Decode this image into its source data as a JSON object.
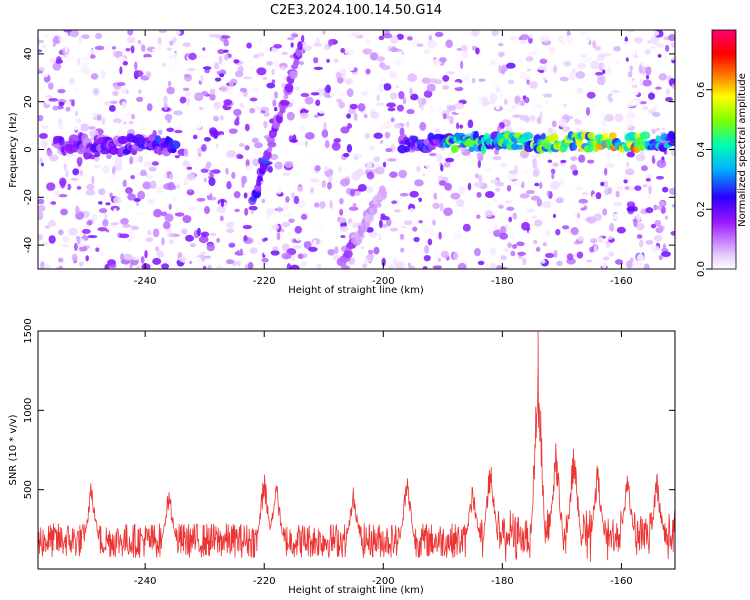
{
  "title": "C2E3.2024.100.14.50.G14",
  "chart_data": [
    {
      "type": "heatmap",
      "xlabel": "Height of straight line (km)",
      "ylabel": "Frequency (Hz)",
      "xlim": [
        -258,
        -151
      ],
      "ylim": [
        -50,
        50
      ],
      "xticks": [
        -240,
        -220,
        -200,
        -180,
        -160
      ],
      "yticks": [
        -40,
        -20,
        0,
        20,
        40
      ],
      "grid": false,
      "colorbar": {
        "label": "Normalized spectral amplitude",
        "range": [
          0,
          0.8
        ],
        "ticks": [
          0.0,
          0.2,
          0.4,
          0.6
        ]
      },
      "features": [
        {
          "kind": "horizontal-band",
          "x_start": -255,
          "x_end": -235,
          "frequency": 2,
          "peak_amplitude": 0.3
        },
        {
          "kind": "horizontal-band",
          "x_start": -197,
          "x_end": -151,
          "frequency": 3,
          "peak_amplitude": 0.75
        },
        {
          "kind": "diagonal-streak",
          "x_start": -222,
          "x_end": -214,
          "f_start": -23,
          "f_end": 42,
          "peak_amplitude": 0.3
        },
        {
          "kind": "diagonal-streak",
          "x_start": -207,
          "x_end": -200,
          "f_start": -48,
          "f_end": -18,
          "peak_amplitude": 0.15
        }
      ]
    },
    {
      "type": "line",
      "xlabel": "Height of straight line (km)",
      "ylabel": "SNR (10 * v/v)",
      "xlim": [
        -258,
        -151
      ],
      "ylim": [
        0,
        1500
      ],
      "xticks": [
        -240,
        -220,
        -200,
        -180,
        -160
      ],
      "yticks": [
        500,
        1000,
        1500
      ],
      "grid": false,
      "color": "#ee3333",
      "series_profile": {
        "baseline": 180,
        "noise_amplitude": 200,
        "peaks": [
          {
            "x": -249,
            "value": 600
          },
          {
            "x": -236,
            "value": 530
          },
          {
            "x": -220,
            "value": 660
          },
          {
            "x": -218,
            "value": 600
          },
          {
            "x": -205,
            "value": 530
          },
          {
            "x": -196,
            "value": 650
          },
          {
            "x": -185,
            "value": 560
          },
          {
            "x": -182,
            "value": 770
          },
          {
            "x": -174,
            "value": 1500
          },
          {
            "x": -171,
            "value": 870
          },
          {
            "x": -168,
            "value": 880
          },
          {
            "x": -164,
            "value": 690
          },
          {
            "x": -159,
            "value": 670
          },
          {
            "x": -154,
            "value": 640
          }
        ]
      }
    }
  ]
}
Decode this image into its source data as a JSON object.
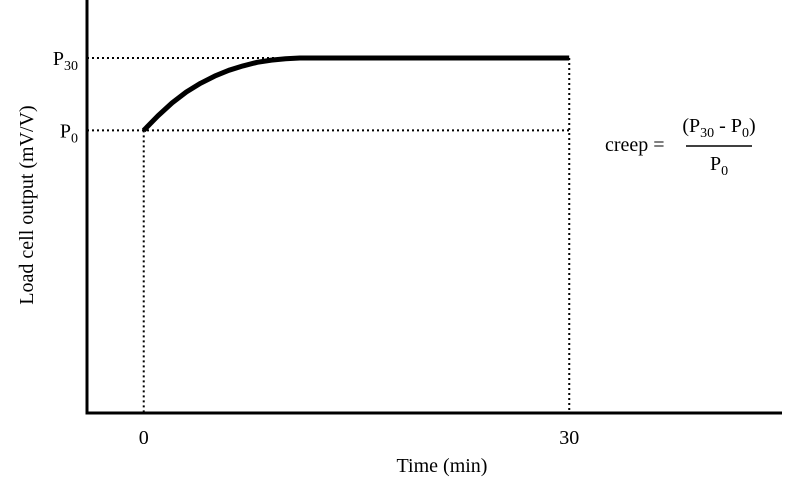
{
  "chart_data": {
    "type": "line",
    "title": "",
    "xlabel": "Time (min)",
    "ylabel": "Load cell output (mV/V)",
    "x_ticks": [
      {
        "value": 0,
        "label": "0"
      },
      {
        "value": 30,
        "label": "30"
      }
    ],
    "y_ticks": [
      {
        "value": 0,
        "label": "P",
        "sub": "0"
      },
      {
        "value": 1,
        "label": "P",
        "sub": "30"
      }
    ],
    "xlim": [
      -4,
      45
    ],
    "ylim": [
      -3.9,
      1.8
    ],
    "grid": false,
    "series": [
      {
        "x": [
          0,
          1,
          2,
          3,
          4,
          5,
          6,
          7,
          8,
          9,
          10,
          11,
          12,
          30
        ],
        "y": [
          0,
          0.2,
          0.38,
          0.53,
          0.65,
          0.75,
          0.83,
          0.89,
          0.94,
          0.97,
          0.99,
          1,
          1,
          1
        ]
      }
    ],
    "annotation": {
      "lhs": "creep =",
      "numerator": {
        "open": "(P",
        "sub1": "30",
        "mid": " - P",
        "sub2": "0",
        "close": ")"
      },
      "denominator": {
        "text": "P",
        "sub": "0"
      }
    }
  }
}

## TO DO
The material above must be printed exactly, with its pictures left out.

## ANSWER TO THE PROBLEM
Decode this image into its source data as a JSON object.
{
  "title": "C2E3.2024.100.14.50.G14",
  "chart_data": [
    {
      "type": "heatmap",
      "xlabel": "Height of straight line (km)",
      "ylabel": "Frequency (Hz)",
      "xlim": [
        -258,
        -151
      ],
      "ylim": [
        -50,
        50
      ],
      "xticks": [
        -240,
        -220,
        -200,
        -180,
        -160
      ],
      "yticks": [
        -40,
        -20,
        0,
        20,
        40
      ],
      "grid": false,
      "colorbar": {
        "label": "Normalized spectral amplitude",
        "range": [
          0,
          0.8
        ],
        "ticks": [
          0.0,
          0.2,
          0.4,
          0.6
        ]
      },
      "features": [
        {
          "kind": "horizontal-band",
          "x_start": -255,
          "x_end": -235,
          "frequency": 2,
          "peak_amplitude": 0.3
        },
        {
          "kind": "horizontal-band",
          "x_start": -197,
          "x_end": -151,
          "frequency": 3,
          "peak_amplitude": 0.75
        },
        {
          "kind": "diagonal-streak",
          "x_start": -222,
          "x_end": -214,
          "f_start": -23,
          "f_end": 42,
          "peak_amplitude": 0.3
        },
        {
          "kind": "diagonal-streak",
          "x_start": -207,
          "x_end": -200,
          "f_start": -48,
          "f_end": -18,
          "peak_amplitude": 0.15
        }
      ]
    },
    {
      "type": "line",
      "xlabel": "Height of straight line (km)",
      "ylabel": "SNR (10 * v/v)",
      "xlim": [
        -258,
        -151
      ],
      "ylim": [
        0,
        1500
      ],
      "xticks": [
        -240,
        -220,
        -200,
        -180,
        -160
      ],
      "yticks": [
        500,
        1000,
        1500
      ],
      "grid": false,
      "color": "#ee3333",
      "series_profile": {
        "baseline": 180,
        "noise_amplitude": 200,
        "peaks": [
          {
            "x": -249,
            "value": 600
          },
          {
            "x": -236,
            "value": 530
          },
          {
            "x": -220,
            "value": 660
          },
          {
            "x": -218,
            "value": 600
          },
          {
            "x": -205,
            "value": 530
          },
          {
            "x": -196,
            "value": 650
          },
          {
            "x": -185,
            "value": 560
          },
          {
            "x": -182,
            "value": 770
          },
          {
            "x": -174,
            "value": 1500
          },
          {
            "x": -171,
            "value": 870
          },
          {
            "x": -168,
            "value": 880
          },
          {
            "x": -164,
            "value": 690
          },
          {
            "x": -159,
            "value": 670
          },
          {
            "x": -154,
            "value": 640
          }
        ]
      }
    }
  ]
}
Decode this image into its source data as a JSON object.
{
  "chart_data": {
    "type": "line",
    "title": "",
    "xlabel": "Time (min)",
    "ylabel": "Load cell output (mV/V)",
    "x_ticks": [
      {
        "value": 0,
        "label": "0"
      },
      {
        "value": 30,
        "label": "30"
      }
    ],
    "y_ticks": [
      {
        "value": 0,
        "label": "P",
        "sub": "0"
      },
      {
        "value": 1,
        "label": "P",
        "sub": "30"
      }
    ],
    "xlim": [
      -4,
      45
    ],
    "ylim": [
      -3.9,
      1.8
    ],
    "grid": false,
    "series": [
      {
        "x": [
          0,
          1,
          2,
          3,
          4,
          5,
          6,
          7,
          8,
          9,
          10,
          11,
          12,
          30
        ],
        "y": [
          0,
          0.2,
          0.38,
          0.53,
          0.65,
          0.75,
          0.83,
          0.89,
          0.94,
          0.97,
          0.99,
          1,
          1,
          1
        ]
      }
    ],
    "annotation": {
      "lhs": "creep =",
      "numerator": {
        "open": "(P",
        "sub1": "30",
        "mid": " - P",
        "sub2": "0",
        "close": ")"
      },
      "denominator": {
        "text": "P",
        "sub": "0"
      }
    }
  }
}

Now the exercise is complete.